• [Directive]:
Each line containing the word "Shared" needs to be copied.

┌─ Records supplied

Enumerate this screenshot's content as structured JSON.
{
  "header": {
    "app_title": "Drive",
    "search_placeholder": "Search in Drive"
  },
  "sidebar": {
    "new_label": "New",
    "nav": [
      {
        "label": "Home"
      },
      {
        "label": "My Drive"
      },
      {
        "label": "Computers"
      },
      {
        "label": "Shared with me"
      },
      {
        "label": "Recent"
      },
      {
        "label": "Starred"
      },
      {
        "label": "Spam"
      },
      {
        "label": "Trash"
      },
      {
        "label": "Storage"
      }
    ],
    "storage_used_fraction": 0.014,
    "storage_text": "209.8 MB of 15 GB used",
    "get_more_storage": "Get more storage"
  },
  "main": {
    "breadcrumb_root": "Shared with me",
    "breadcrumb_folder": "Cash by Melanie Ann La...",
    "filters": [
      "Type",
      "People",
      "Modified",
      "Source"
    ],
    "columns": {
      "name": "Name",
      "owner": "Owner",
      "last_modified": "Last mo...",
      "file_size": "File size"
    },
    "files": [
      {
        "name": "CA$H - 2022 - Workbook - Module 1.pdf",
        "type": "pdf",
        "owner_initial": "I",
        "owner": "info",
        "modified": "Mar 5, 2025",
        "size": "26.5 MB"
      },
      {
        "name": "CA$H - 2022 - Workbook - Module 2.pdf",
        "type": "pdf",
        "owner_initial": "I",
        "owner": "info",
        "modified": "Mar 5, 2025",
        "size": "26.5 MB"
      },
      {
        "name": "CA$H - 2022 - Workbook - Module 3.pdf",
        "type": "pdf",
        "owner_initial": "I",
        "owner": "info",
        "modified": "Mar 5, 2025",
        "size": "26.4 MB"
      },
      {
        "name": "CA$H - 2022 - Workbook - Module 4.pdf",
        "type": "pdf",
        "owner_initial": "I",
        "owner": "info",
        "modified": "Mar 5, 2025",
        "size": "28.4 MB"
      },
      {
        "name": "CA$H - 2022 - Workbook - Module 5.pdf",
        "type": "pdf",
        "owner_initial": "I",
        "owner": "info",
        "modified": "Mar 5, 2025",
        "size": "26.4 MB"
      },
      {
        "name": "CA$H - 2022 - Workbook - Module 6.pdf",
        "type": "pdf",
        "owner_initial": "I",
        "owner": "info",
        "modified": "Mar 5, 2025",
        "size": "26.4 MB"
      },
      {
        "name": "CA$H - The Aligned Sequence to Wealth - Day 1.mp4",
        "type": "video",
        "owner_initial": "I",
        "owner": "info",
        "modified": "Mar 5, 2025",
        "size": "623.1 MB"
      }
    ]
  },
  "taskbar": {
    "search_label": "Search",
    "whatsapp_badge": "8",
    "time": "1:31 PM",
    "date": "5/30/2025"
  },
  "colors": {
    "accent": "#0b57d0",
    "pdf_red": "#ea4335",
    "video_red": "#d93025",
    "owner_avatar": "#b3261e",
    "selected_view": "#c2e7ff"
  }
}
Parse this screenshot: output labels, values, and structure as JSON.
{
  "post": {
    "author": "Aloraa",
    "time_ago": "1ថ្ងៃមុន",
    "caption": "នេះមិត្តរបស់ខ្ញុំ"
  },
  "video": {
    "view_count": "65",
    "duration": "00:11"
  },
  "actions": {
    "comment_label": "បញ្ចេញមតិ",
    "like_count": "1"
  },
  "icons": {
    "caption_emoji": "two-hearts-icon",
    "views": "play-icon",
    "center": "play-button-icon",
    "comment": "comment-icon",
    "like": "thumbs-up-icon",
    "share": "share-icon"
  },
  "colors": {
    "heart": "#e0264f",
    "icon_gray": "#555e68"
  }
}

└─

• [Written answer]:
        "label": "Shared with me"
    "breadcrumb_root": "Shared with me",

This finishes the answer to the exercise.